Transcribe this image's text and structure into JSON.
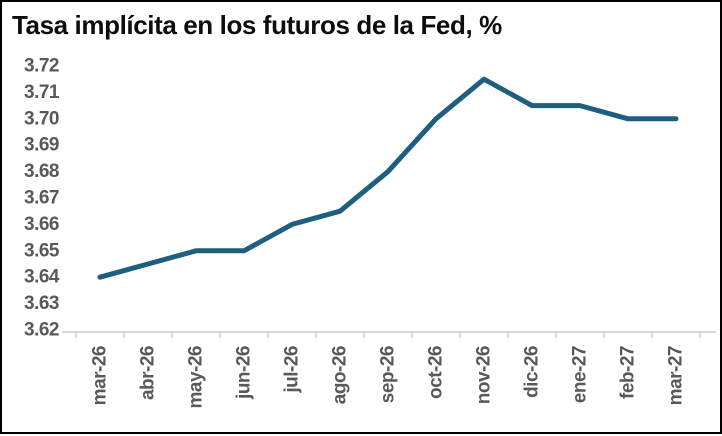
{
  "title": "Tasa implícita en los futuros de la Fed, %",
  "colors": {
    "line": "#1E5F80",
    "axis": "#D9D9D9",
    "axis_labels": "#595959",
    "title_text": "#0D0D0D",
    "background": "#FFFFFF",
    "border": "#000000"
  },
  "chart_data": {
    "type": "line",
    "title": "Tasa implícita en los futuros de la Fed, %",
    "categories": [
      "mar-26",
      "abr-26",
      "may-26",
      "jun-26",
      "jul-26",
      "ago-26",
      "sep-26",
      "oct-26",
      "nov-26",
      "dic-26",
      "ene-27",
      "feb-27",
      "mar-27"
    ],
    "values": [
      3.64,
      3.645,
      3.65,
      3.65,
      3.66,
      3.665,
      3.68,
      3.7,
      3.715,
      3.705,
      3.705,
      3.7,
      3.7
    ],
    "xlabel": "",
    "ylabel": "",
    "ylim": [
      3.62,
      3.72
    ],
    "ytick_step": 0.01,
    "ytick_labels": [
      "3.62",
      "3.63",
      "3.64",
      "3.65",
      "3.66",
      "3.67",
      "3.68",
      "3.69",
      "3.70",
      "3.71",
      "3.72"
    ],
    "grid": false,
    "legend": false,
    "line_width": 5
  }
}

▶ [Aim of the task]: Omit pictures; set down the rest of the material word for word.

▶ [Finished task]:
Transcribe this image's text and structure into JSON.
{
  "title": "Tasa implícita en los futuros de la Fed, %",
  "colors": {
    "line": "#1E5F80",
    "axis": "#D9D9D9",
    "axis_labels": "#595959",
    "title_text": "#0D0D0D",
    "background": "#FFFFFF",
    "border": "#000000"
  },
  "chart_data": {
    "type": "line",
    "title": "Tasa implícita en los futuros de la Fed, %",
    "categories": [
      "mar-26",
      "abr-26",
      "may-26",
      "jun-26",
      "jul-26",
      "ago-26",
      "sep-26",
      "oct-26",
      "nov-26",
      "dic-26",
      "ene-27",
      "feb-27",
      "mar-27"
    ],
    "values": [
      3.64,
      3.645,
      3.65,
      3.65,
      3.66,
      3.665,
      3.68,
      3.7,
      3.715,
      3.705,
      3.705,
      3.7,
      3.7
    ],
    "xlabel": "",
    "ylabel": "",
    "ylim": [
      3.62,
      3.72
    ],
    "ytick_step": 0.01,
    "ytick_labels": [
      "3.62",
      "3.63",
      "3.64",
      "3.65",
      "3.66",
      "3.67",
      "3.68",
      "3.69",
      "3.70",
      "3.71",
      "3.72"
    ],
    "grid": false,
    "legend": false,
    "line_width": 5
  }
}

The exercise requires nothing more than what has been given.